## [Exercise instructions]
Print all the records exactly, please.
Start of Extracted entries
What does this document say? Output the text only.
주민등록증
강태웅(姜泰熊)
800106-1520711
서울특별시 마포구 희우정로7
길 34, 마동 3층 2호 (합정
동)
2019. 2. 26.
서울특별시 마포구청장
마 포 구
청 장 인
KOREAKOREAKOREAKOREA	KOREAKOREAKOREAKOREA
End of Extracted entries
## [Task answer]
What does this document say? Output the text only.
주민등록증
강태웅(姜泰熊)
800106-1520711
서울특별시 마포구 희우정로7
길 34, 마동 3층 2호 (합정
동)
2019. 2. 26.
서울특별시 마포구청장
마 포 구
청 장 인
KOREAKOREAKOREAKOREA	KOREAKOREAKOREAKOREA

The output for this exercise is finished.